◆ PETIKAN TEKS ◆

>>>>

DI era kepemimpinan presiden Prabowo, issue TNI menjadi sangat mengemuka, dikaitnya dengan berbagai issue sensitive, seperti dwi fungsi TNI bangkit lagi dan tantangan pembangunan demokrasi maupun penghargaan terhadap HAM.
Semua itu awalnya dikaitkan dengan sosok presiden Prabowo dengan latar belakang militernya yang kental. Tetapi dalam perkembangannya, presiden Prabowo mulai menyertakan beberapa koleganya di militer dulu, masuk dalam orbit kekuasaan dan menempatkan militer aktif loyalis Prabowo pada jabatan sipil.
Dalam konteks kekuasaan, dukungan loyalitas menjadi sebuah kebutuhan strategis, dalam rangka memperkuat legitimasi untuk mempertahankan kekuasaan, menjaga stabilitas dan meningkatkan efektivitas dalam menentukan kebijakan.
Menarik untuk dicermati, ketika muncul benih-benih dualism loyalitas dalam satu perahu kekuasaan negara. Sulit untuk membayangkan ketika terjadi tarik menarik loyalitas di sektor penggunaan kekuatan pertahanan negara. Pastinya akan berpengaruh pada factor soliditas dalam mengemban tugas mengawal kedaulatan negara dan menjaga stabilitas nasional.
Keprihatinan terhadap kesadaran berbangsa bernegara para juragan politik yang amat mengedepankan kepentingan sektoral, telah memberi dampak dengan daya rusak luar biasa terhadap kepentingan persatuan dan kesatuan.

<<<<

◆ URAIAN TUGAS ◆
Silakan lanjutkan tulisan tentang TNI di era kepemimpinan Presiden Prabowo di atas, dimulai tepat setelah kalimat terakhirnya.

◆ BAHAN ◆
>>>>

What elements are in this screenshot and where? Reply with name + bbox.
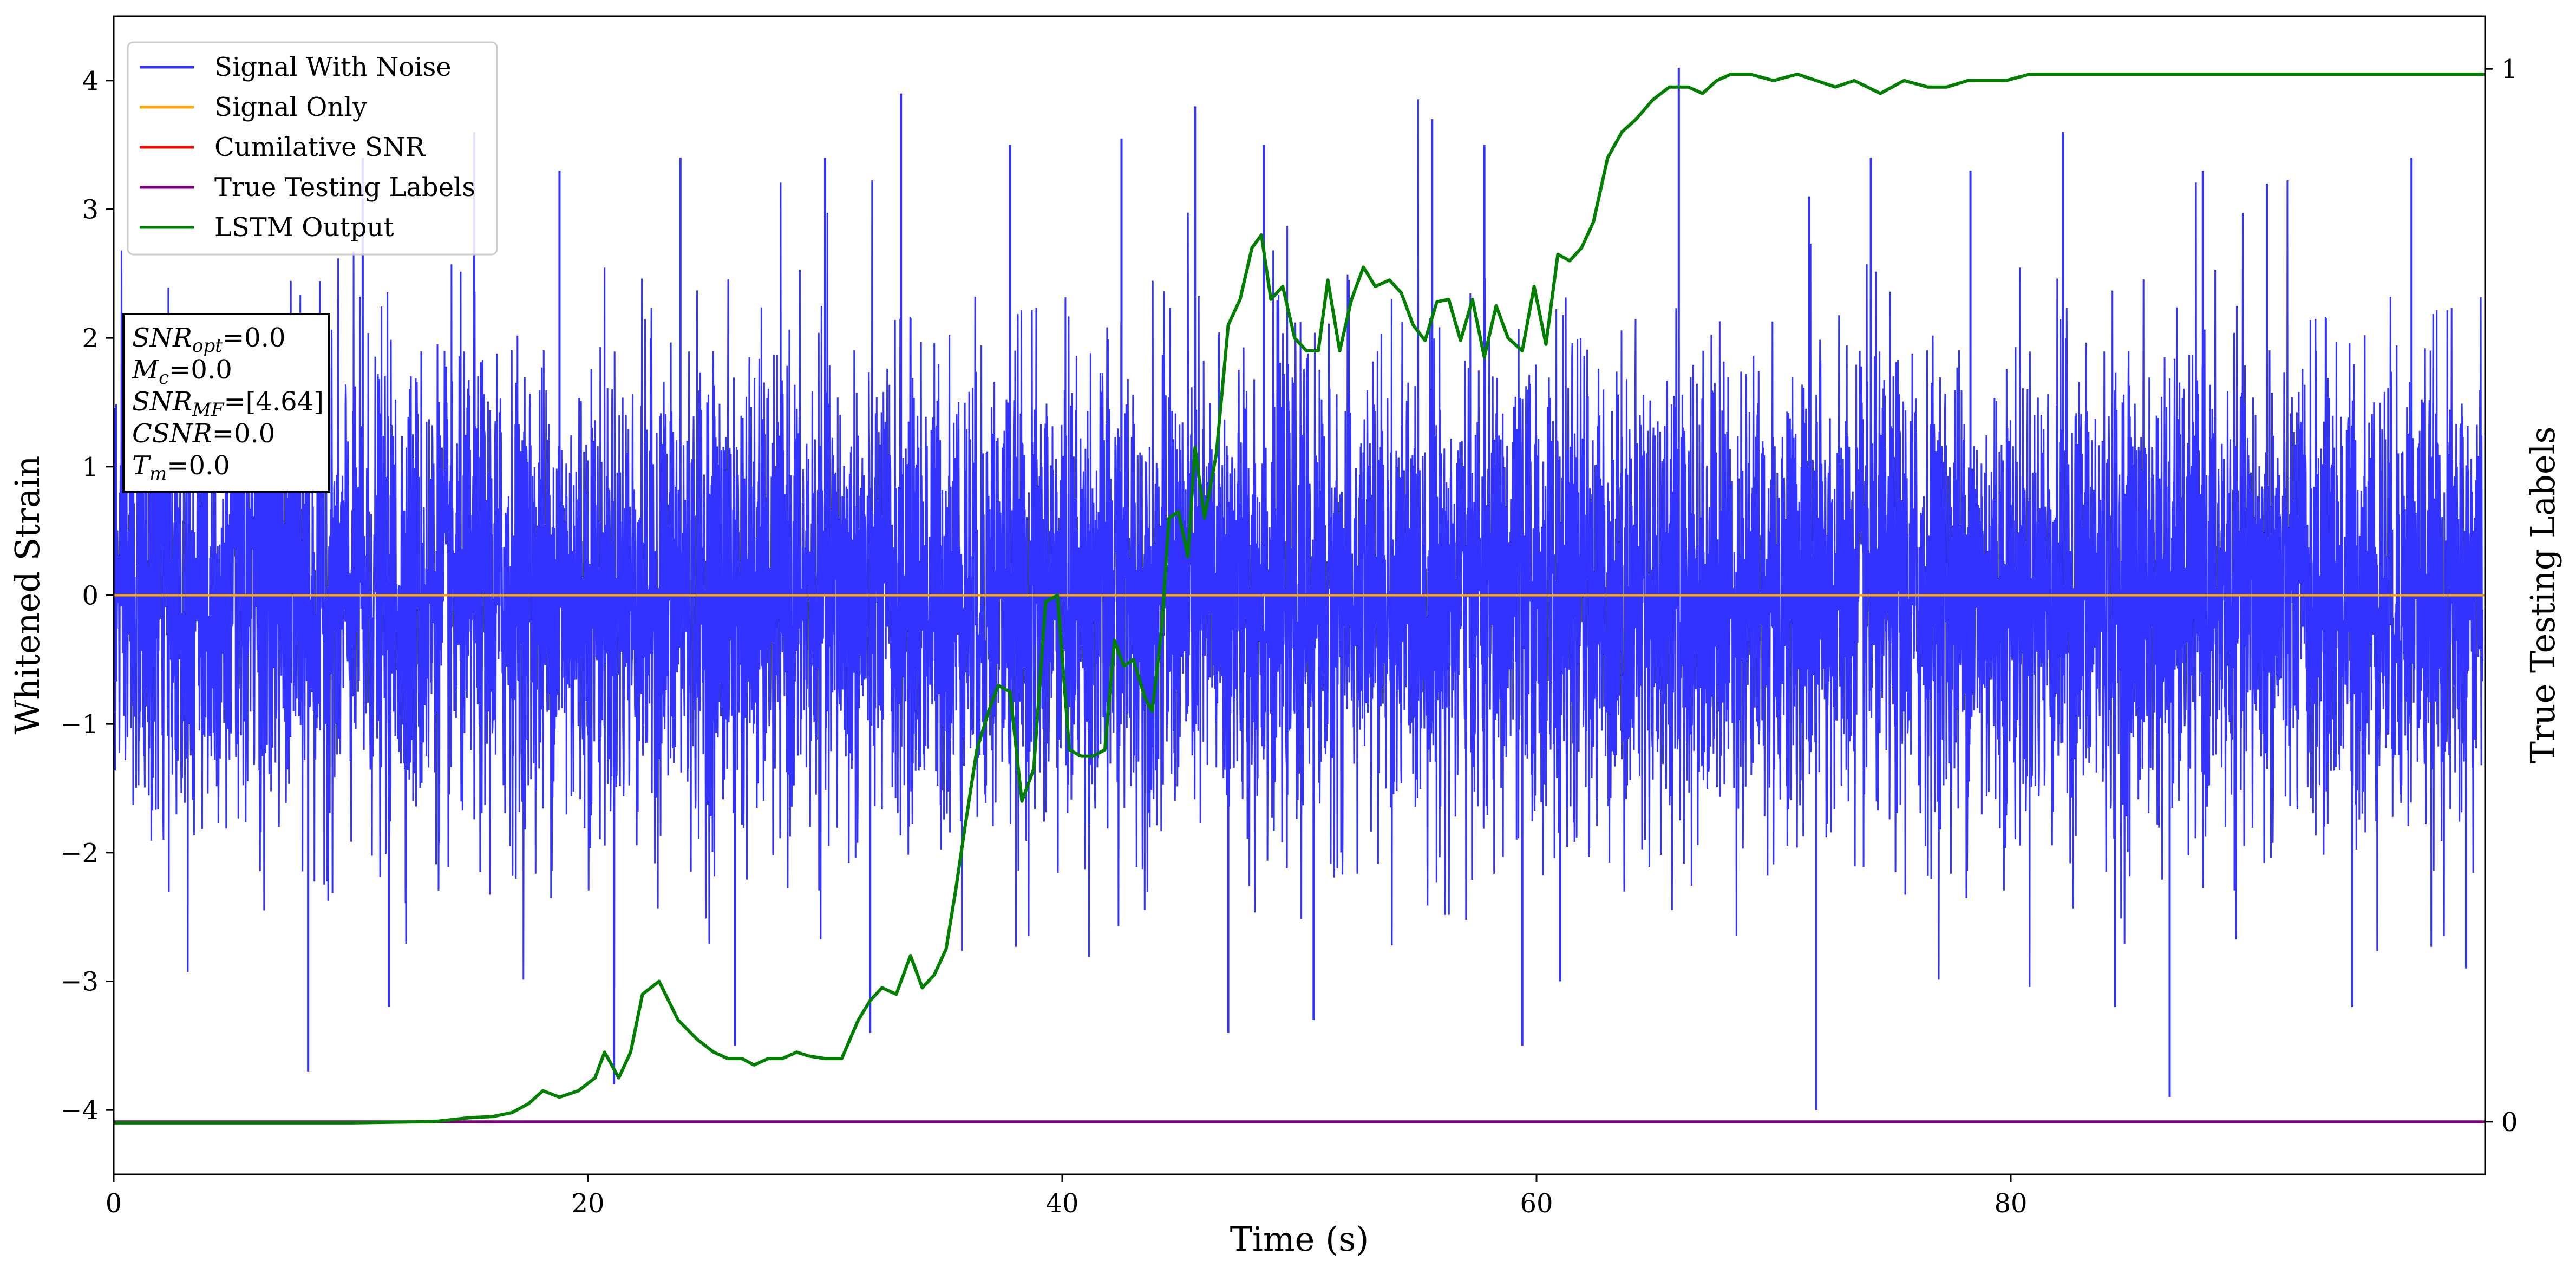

<<<<

◆ JAWABAN TERTULIS ◆
Aspek loyalitas terhadap kepentingan politik negara, nampaknya dibangun atas dasar hutang budi yang ditanamkan oleh para juragan politik, bahkan loyalitas dipengaruhi oleh kuatnya politik sandera.
Fenomena loyalitas yang terbangun di lingkungan TNI, menunjukan adanya keterbelahan, dipicu oleh masih kuatnya syahwat kekuasaan mantan presiden Jokowi.
Oleh sebab itu format loyalitas di intenal TNI dipengaruhi oleh tuntutan hutang budi dan siasat politik sandera, disisi lain loyalitas dibangun atas dasar tuntutan konstitusi dan etika kepatuhan serta kesetiaan terhadap pemimpin.
Di hadapkan tarik menarik kekuatan politik nasional yang dapat berdampak terhadap stabilitas nasional, maka TNI pengemban peran strategis sebagai salah satu pilar penyanggah kedaulatan negara, dituntut menunjukan kualitas kepemimpinan TNI yang mampu mengimplementasikan nilai-nilai jatidiri TNI dan memiliki komitmen kuat untuk memegang teguh konstitusi dan keputusan politik negara.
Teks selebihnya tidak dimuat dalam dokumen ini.